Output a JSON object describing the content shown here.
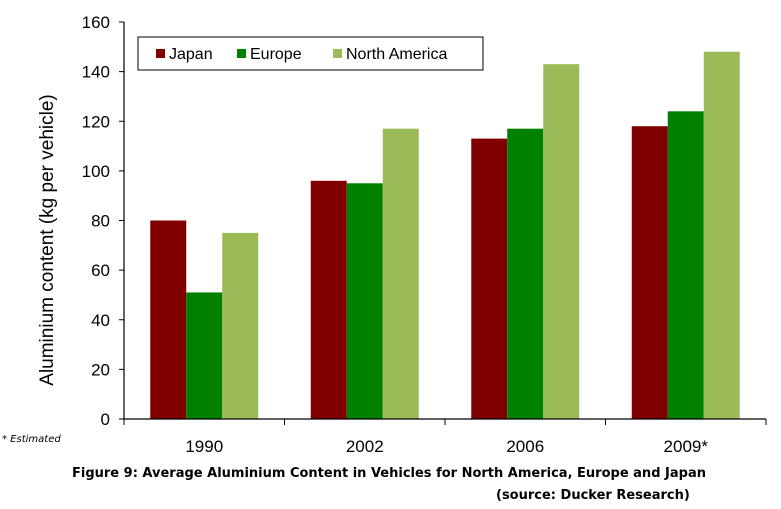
{
  "chart_data": {
    "type": "bar",
    "ylabel": "Aluminium content (kg per vehicle)",
    "xlabel": "",
    "ylim": [
      0,
      160
    ],
    "yticks": [
      0,
      20,
      40,
      60,
      80,
      100,
      120,
      140,
      160
    ],
    "categories": [
      "1990",
      "2002",
      "2006",
      "2009*"
    ],
    "series": [
      {
        "name": "Japan",
        "color": "#800000",
        "values": [
          80,
          96,
          113,
          118
        ]
      },
      {
        "name": "Europe",
        "color": "#008000",
        "values": [
          51,
          95,
          117,
          124
        ]
      },
      {
        "name": "North America",
        "color": "#9BBB59",
        "values": [
          75,
          117,
          143,
          148
        ]
      }
    ],
    "legend_position": "top-left",
    "grid": false
  },
  "footnote": "* Estimated",
  "caption": "Figure 9: Average Aluminium Content in Vehicles for North America, Europe and Japan",
  "source": "(source: Ducker Research)"
}
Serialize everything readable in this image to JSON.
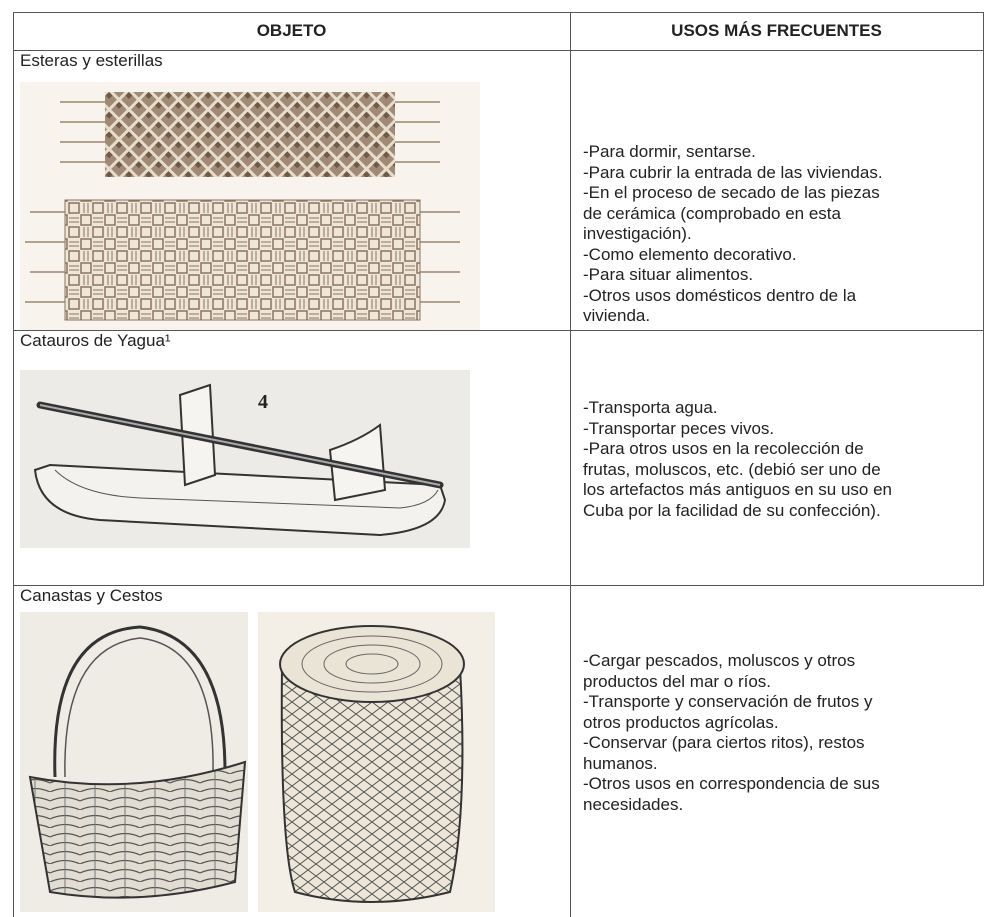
{
  "header": {
    "col1": "OBJETO",
    "col2": "USOS MÁS FRECUENTES"
  },
  "rows": [
    {
      "object": "Esteras y esterillas",
      "uses": [
        "-Para dormir, sentarse.",
        "-Para cubrir la entrada de las viviendas.",
        "-En el proceso de secado de las piezas",
        "de cerámica (comprobado en esta",
        "investigación).",
        "-Como elemento decorativo.",
        "-Para situar alimentos.",
        "-Otros usos domésticos dentro de la",
        "vivienda."
      ]
    },
    {
      "object": "Catauros de Yagua¹",
      "image_label": "4",
      "uses": [
        "-Transporta agua.",
        "-Transportar peces vivos.",
        "-Para otros usos en la recolección de",
        "frutas, moluscos, etc. (debió ser uno de",
        "los artefactos más antiguos en su uso en",
        "Cuba por la facilidad de su confección)."
      ]
    },
    {
      "object": "Canastas y Cestos",
      "uses": [
        "-Cargar pescados, moluscos y otros",
        "productos del mar o ríos.",
        "-Transporte y conservación de frutos y",
        "otros productos agrícolas.",
        "-Conservar (para ciertos ritos), restos",
        "humanos.",
        "-Otros usos en correspondencia de sus",
        "necesidades."
      ]
    }
  ]
}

+===+

Please write out all the data again word for word, but not the pictures.

Output a JSON object describing the content shown here.
{
  "chart_data": {
    "type": "bar",
    "ylabel": "Aluminium content (kg per vehicle)",
    "xlabel": "",
    "ylim": [
      0,
      160
    ],
    "yticks": [
      0,
      20,
      40,
      60,
      80,
      100,
      120,
      140,
      160
    ],
    "categories": [
      "1990",
      "2002",
      "2006",
      "2009*"
    ],
    "series": [
      {
        "name": "Japan",
        "color": "#800000",
        "values": [
          80,
          96,
          113,
          118
        ]
      },
      {
        "name": "Europe",
        "color": "#008000",
        "values": [
          51,
          95,
          117,
          124
        ]
      },
      {
        "name": "North America",
        "color": "#9BBB59",
        "values": [
          75,
          117,
          143,
          148
        ]
      }
    ],
    "legend_position": "top-left",
    "grid": false
  },
  "footnote": "* Estimated",
  "caption": "Figure 9: Average Aluminium Content in Vehicles for North America, Europe and Japan",
  "source": "(source: Ducker Research)"
}
Serialize everything readable in this image to JSON.
{
  "header": {
    "col1": "OBJETO",
    "col2": "USOS MÁS FRECUENTES"
  },
  "rows": [
    {
      "object": "Esteras y esterillas",
      "uses": [
        "-Para dormir, sentarse.",
        "-Para cubrir la entrada de las viviendas.",
        "-En el proceso de secado de las piezas",
        "de cerámica (comprobado en esta",
        "investigación).",
        "-Como elemento decorativo.",
        "-Para situar alimentos.",
        "-Otros usos domésticos dentro de la",
        "vivienda."
      ]
    },
    {
      "object": "Catauros de Yagua¹",
      "image_label": "4",
      "uses": [
        "-Transporta agua.",
        "-Transportar peces vivos.",
        "-Para otros usos en la recolección de",
        "frutas, moluscos, etc. (debió ser uno de",
        "los artefactos más antiguos en su uso en",
        "Cuba por la facilidad de su confección)."
      ]
    },
    {
      "object": "Canastas y Cestos",
      "uses": [
        "-Cargar pescados, moluscos y otros",
        "productos del mar o ríos.",
        "-Transporte y conservación de frutos y",
        "otros productos agrícolas.",
        "-Conservar (para ciertos ritos), restos",
        "humanos.",
        "-Otros usos en correspondencia de sus",
        "necesidades."
      ]
    }
  ]
}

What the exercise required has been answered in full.